Written exercise >>
Print all of the data exactly.

* Begin *

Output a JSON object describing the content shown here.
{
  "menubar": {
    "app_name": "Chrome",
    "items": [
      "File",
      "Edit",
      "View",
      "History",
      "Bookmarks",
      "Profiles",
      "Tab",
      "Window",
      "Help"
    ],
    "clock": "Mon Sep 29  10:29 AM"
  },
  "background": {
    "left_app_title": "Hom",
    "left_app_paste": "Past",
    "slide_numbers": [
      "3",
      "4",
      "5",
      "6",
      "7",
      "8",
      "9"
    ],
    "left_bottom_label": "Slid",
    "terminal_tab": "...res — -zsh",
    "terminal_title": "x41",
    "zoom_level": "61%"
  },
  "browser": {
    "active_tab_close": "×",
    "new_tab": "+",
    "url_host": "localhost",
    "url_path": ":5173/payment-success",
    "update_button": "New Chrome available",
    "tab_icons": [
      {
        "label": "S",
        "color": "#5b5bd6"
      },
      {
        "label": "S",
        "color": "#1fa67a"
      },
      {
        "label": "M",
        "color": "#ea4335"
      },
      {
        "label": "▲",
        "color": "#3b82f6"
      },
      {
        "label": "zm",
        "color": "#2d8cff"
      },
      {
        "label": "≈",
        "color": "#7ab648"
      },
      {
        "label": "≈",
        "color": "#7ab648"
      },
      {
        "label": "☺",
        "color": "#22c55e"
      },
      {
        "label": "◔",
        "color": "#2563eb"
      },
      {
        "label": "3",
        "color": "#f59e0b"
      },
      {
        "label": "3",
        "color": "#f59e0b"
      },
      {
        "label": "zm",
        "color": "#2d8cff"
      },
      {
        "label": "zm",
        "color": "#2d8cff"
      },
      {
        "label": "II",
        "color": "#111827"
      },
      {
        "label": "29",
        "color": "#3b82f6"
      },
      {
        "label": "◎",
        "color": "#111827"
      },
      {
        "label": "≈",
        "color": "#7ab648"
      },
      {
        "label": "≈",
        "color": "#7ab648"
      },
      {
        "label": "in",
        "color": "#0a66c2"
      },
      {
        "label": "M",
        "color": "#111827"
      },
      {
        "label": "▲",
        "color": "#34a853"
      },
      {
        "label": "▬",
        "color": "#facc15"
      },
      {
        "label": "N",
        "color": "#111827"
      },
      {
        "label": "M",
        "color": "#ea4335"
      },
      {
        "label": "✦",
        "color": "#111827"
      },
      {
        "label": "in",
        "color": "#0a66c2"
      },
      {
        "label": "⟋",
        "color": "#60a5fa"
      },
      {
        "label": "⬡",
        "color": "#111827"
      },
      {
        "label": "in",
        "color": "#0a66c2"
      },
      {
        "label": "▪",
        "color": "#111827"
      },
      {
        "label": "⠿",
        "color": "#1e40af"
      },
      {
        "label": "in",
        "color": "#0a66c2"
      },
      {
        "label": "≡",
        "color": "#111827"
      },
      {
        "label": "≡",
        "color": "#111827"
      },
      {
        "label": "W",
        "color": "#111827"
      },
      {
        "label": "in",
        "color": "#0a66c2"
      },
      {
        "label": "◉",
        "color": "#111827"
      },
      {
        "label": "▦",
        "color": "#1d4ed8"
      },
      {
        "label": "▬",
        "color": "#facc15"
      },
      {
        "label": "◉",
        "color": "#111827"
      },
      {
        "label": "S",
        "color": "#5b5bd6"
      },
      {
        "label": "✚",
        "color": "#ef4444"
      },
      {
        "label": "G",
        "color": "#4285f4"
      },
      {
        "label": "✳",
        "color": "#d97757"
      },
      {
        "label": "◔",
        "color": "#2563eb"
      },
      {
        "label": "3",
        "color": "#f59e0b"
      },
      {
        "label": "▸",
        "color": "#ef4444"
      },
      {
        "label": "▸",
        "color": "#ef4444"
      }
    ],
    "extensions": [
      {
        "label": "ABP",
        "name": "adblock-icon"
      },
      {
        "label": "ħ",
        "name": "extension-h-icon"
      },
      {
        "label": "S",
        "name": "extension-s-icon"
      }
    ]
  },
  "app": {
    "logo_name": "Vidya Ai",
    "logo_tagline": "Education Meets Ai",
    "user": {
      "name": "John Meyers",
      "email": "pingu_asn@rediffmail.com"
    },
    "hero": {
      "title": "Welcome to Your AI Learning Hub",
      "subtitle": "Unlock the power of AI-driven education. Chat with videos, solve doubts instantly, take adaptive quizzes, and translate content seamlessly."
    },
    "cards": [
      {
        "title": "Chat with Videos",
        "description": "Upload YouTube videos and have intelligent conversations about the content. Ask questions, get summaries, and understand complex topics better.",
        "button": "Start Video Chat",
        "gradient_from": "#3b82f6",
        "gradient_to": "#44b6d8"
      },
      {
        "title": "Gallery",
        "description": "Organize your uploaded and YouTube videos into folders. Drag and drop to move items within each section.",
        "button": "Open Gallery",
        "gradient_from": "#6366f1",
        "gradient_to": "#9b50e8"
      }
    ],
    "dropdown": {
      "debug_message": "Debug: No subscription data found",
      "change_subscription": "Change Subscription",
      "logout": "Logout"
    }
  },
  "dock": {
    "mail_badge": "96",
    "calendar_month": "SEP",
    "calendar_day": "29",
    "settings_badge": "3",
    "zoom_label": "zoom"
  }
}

* End *

Correct answer >>
Output a JSON object describing the content shown here.
{
  "menubar": {
    "app_name": "Chrome",
    "items": [
      "File",
      "Edit",
      "View",
      "History",
      "Bookmarks",
      "Profiles",
      "Tab",
      "Window",
      "Help"
    ],
    "clock": "Mon Sep 29  10:29 AM"
  },
  "background": {
    "left_app_title": "Hom",
    "left_app_paste": "Past",
    "slide_numbers": [
      "3",
      "4",
      "5",
      "6",
      "7",
      "8",
      "9"
    ],
    "left_bottom_label": "Slid",
    "terminal_tab": "...res — -zsh",
    "terminal_title": "x41",
    "zoom_level": "61%"
  },
  "browser": {
    "active_tab_close": "×",
    "new_tab": "+",
    "url_host": "localhost",
    "url_path": ":5173/payment-success",
    "update_button": "New Chrome available",
    "tab_icons": [
      {
        "label": "S",
        "color": "#5b5bd6"
      },
      {
        "label": "S",
        "color": "#1fa67a"
      },
      {
        "label": "M",
        "color": "#ea4335"
      },
      {
        "label": "▲",
        "color": "#3b82f6"
      },
      {
        "label": "zm",
        "color": "#2d8cff"
      },
      {
        "label": "≈",
        "color": "#7ab648"
      },
      {
        "label": "≈",
        "color": "#7ab648"
      },
      {
        "label": "☺",
        "color": "#22c55e"
      },
      {
        "label": "◔",
        "color": "#2563eb"
      },
      {
        "label": "3",
        "color": "#f59e0b"
      },
      {
        "label": "3",
        "color": "#f59e0b"
      },
      {
        "label": "zm",
        "color": "#2d8cff"
      },
      {
        "label": "zm",
        "color": "#2d8cff"
      },
      {
        "label": "II",
        "color": "#111827"
      },
      {
        "label": "29",
        "color": "#3b82f6"
      },
      {
        "label": "◎",
        "color": "#111827"
      },
      {
        "label": "≈",
        "color": "#7ab648"
      },
      {
        "label": "≈",
        "color": "#7ab648"
      },
      {
        "label": "in",
        "color": "#0a66c2"
      },
      {
        "label": "M",
        "color": "#111827"
      },
      {
        "label": "▲",
        "color": "#34a853"
      },
      {
        "label": "▬",
        "color": "#facc15"
      },
      {
        "label": "N",
        "color": "#111827"
      },
      {
        "label": "M",
        "color": "#ea4335"
      },
      {
        "label": "✦",
        "color": "#111827"
      },
      {
        "label": "in",
        "color": "#0a66c2"
      },
      {
        "label": "⟋",
        "color": "#60a5fa"
      },
      {
        "label": "⬡",
        "color": "#111827"
      },
      {
        "label": "in",
        "color": "#0a66c2"
      },
      {
        "label": "▪",
        "color": "#111827"
      },
      {
        "label": "⠿",
        "color": "#1e40af"
      },
      {
        "label": "in",
        "color": "#0a66c2"
      },
      {
        "label": "≡",
        "color": "#111827"
      },
      {
        "label": "≡",
        "color": "#111827"
      },
      {
        "label": "W",
        "color": "#111827"
      },
      {
        "label": "in",
        "color": "#0a66c2"
      },
      {
        "label": "◉",
        "color": "#111827"
      },
      {
        "label": "▦",
        "color": "#1d4ed8"
      },
      {
        "label": "▬",
        "color": "#facc15"
      },
      {
        "label": "◉",
        "color": "#111827"
      },
      {
        "label": "S",
        "color": "#5b5bd6"
      },
      {
        "label": "✚",
        "color": "#ef4444"
      },
      {
        "label": "G",
        "color": "#4285f4"
      },
      {
        "label": "✳",
        "color": "#d97757"
      },
      {
        "label": "◔",
        "color": "#2563eb"
      },
      {
        "label": "3",
        "color": "#f59e0b"
      },
      {
        "label": "▸",
        "color": "#ef4444"
      },
      {
        "label": "▸",
        "color": "#ef4444"
      }
    ],
    "extensions": [
      {
        "label": "ABP",
        "name": "adblock-icon"
      },
      {
        "label": "ħ",
        "name": "extension-h-icon"
      },
      {
        "label": "S",
        "name": "extension-s-icon"
      }
    ]
  },
  "app": {
    "logo_name": "Vidya Ai",
    "logo_tagline": "Education Meets Ai",
    "user": {
      "name": "John Meyers",
      "email": "pingu_asn@rediffmail.com"
    },
    "hero": {
      "title": "Welcome to Your AI Learning Hub",
      "subtitle": "Unlock the power of AI-driven education. Chat with videos, solve doubts instantly, take adaptive quizzes, and translate content seamlessly."
    },
    "cards": [
      {
        "title": "Chat with Videos",
        "description": "Upload YouTube videos and have intelligent conversations about the content. Ask questions, get summaries, and understand complex topics better.",
        "button": "Start Video Chat",
        "gradient_from": "#3b82f6",
        "gradient_to": "#44b6d8"
      },
      {
        "title": "Gallery",
        "description": "Organize your uploaded and YouTube videos into folders. Drag and drop to move items within each section.",
        "button": "Open Gallery",
        "gradient_from": "#6366f1",
        "gradient_to": "#9b50e8"
      }
    ],
    "dropdown": {
      "debug_message": "Debug: No subscription data found",
      "change_subscription": "Change Subscription",
      "logout": "Logout"
    }
  },
  "dock": {
    "mail_badge": "96",
    "calendar_month": "SEP",
    "calendar_day": "29",
    "settings_badge": "3",
    "zoom_label": "zoom"
  }
}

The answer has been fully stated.